• [Tasks to complete]
1. In the article on sanctions circumvention, on what date did Section 15a of the German AML Act enter into force?
2. Write out word for word the passage of the sanctions circumvention article from "Following Russia’s invasion" up to and including "on Russian oil).".

• [Article]
New sanctions legislation targeting sanctions circumvention – what does this mean for financial institutions?

Following Russia’s invasion of Ukraine in 2022, the EU has drastically tightened sanctions against Russia. Preventing the circumvention of sanctions has therefore become increasingly important as such circumvention is attempted more frequently and on a larger scale than ever before (one of the biggest and most complex sanctions circumvention scheme is the so-called “shadow fleet” regarding the evasion of the oil price cap on Russian oil).

The latest EU sanctions package against Russia (and now the 16th), which was released on 24 February 2025, reflects the importance to combat sanctions circumvention, adding new designated persons to sanctions lists and also adding new listing criteria. Furthermore, a similar emphasis on sanctions circumvention was also underlined by Directive 2023/1113/EU, as implemented in Germany in Section 15a of the German AML Act (Geldwäschegesetz), which entered into force on 30 December 2024. The new provision requires obliged entities executing a transfer of crypto assets, where the beneficiary or principal is a self-hosted address, to identify the AML risks associated with the transfer as well as the risks of non-compliance and circumvention of target financial sanctions and take appropriate risk mitigation measures. The German watchdog, BaFin, has recently issued corresponding administrative guidance.

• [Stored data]
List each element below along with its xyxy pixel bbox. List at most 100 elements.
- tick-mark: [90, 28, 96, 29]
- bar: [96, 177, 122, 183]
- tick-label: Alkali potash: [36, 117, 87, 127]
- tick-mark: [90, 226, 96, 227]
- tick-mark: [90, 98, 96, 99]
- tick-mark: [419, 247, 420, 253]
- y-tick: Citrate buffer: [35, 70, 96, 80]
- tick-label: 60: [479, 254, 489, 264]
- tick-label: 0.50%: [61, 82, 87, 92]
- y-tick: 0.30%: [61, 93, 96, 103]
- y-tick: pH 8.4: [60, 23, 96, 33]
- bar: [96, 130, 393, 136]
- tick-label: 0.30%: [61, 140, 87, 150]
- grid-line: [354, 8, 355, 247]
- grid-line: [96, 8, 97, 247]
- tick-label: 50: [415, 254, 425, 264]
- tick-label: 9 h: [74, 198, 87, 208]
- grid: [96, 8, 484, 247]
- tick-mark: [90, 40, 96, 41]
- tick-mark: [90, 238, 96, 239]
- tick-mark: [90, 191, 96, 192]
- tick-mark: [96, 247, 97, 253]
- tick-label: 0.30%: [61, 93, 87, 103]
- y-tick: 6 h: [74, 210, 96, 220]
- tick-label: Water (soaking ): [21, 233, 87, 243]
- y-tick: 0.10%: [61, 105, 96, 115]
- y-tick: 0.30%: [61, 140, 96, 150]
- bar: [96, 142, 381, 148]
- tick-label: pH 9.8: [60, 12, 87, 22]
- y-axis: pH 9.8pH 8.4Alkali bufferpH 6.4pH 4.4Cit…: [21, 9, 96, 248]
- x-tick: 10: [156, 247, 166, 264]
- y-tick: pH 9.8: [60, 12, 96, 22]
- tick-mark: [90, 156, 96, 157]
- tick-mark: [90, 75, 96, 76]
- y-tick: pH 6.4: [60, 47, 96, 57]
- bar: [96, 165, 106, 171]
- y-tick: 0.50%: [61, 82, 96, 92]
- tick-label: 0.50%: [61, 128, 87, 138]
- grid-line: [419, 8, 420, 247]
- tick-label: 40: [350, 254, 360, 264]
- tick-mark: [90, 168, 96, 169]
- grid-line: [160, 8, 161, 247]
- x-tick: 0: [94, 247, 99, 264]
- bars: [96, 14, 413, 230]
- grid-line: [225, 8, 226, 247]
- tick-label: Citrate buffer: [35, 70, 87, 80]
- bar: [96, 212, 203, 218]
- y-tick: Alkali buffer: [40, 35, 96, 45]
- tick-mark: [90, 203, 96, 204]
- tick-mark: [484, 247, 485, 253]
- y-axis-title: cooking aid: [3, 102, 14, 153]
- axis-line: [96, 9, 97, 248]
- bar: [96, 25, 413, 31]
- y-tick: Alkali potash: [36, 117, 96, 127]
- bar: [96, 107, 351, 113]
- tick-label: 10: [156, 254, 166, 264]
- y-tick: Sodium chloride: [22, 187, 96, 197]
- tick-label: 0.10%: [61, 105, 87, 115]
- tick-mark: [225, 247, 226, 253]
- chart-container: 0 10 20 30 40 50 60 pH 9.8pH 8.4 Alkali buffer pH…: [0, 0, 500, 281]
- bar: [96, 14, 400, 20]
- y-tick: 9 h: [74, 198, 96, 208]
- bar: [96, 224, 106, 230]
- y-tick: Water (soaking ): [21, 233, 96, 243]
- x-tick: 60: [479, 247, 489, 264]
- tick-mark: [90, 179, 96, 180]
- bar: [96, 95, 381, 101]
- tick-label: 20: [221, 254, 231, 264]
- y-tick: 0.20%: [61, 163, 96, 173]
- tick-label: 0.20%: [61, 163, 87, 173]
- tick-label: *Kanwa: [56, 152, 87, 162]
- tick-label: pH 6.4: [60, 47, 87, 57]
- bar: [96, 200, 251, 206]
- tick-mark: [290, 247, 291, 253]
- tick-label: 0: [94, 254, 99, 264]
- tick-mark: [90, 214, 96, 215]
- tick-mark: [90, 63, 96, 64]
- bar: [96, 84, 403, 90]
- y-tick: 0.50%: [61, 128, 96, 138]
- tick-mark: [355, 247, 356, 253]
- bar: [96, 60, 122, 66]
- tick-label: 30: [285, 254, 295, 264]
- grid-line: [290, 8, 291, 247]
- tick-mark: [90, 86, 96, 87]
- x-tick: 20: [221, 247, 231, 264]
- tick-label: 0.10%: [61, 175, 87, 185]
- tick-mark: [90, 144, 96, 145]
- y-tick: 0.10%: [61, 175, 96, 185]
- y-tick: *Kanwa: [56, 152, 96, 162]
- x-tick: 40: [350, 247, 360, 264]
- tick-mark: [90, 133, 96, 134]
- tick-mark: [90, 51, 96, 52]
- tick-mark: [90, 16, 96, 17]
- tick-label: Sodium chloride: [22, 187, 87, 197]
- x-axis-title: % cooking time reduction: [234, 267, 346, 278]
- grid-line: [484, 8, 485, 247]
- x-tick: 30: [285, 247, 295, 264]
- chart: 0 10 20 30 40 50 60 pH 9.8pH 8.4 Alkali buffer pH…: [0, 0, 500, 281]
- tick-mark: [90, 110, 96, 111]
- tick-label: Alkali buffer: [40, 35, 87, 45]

• [Solutions by task]
1. 30 December 2024

2.
Following Russia’s invasion of Ukraine in 2022, the EU has drastically tightened sanctions against Russia. Preventing the circumvention of sanctions has therefore become increasingly important as such circumvention is attempted more frequently and on a larger scale than ever before (one of the biggest and most complex sanctions circumvention scheme is the so-called “shadow fleet” regarding the evasion of the oil price cap on Russian oil).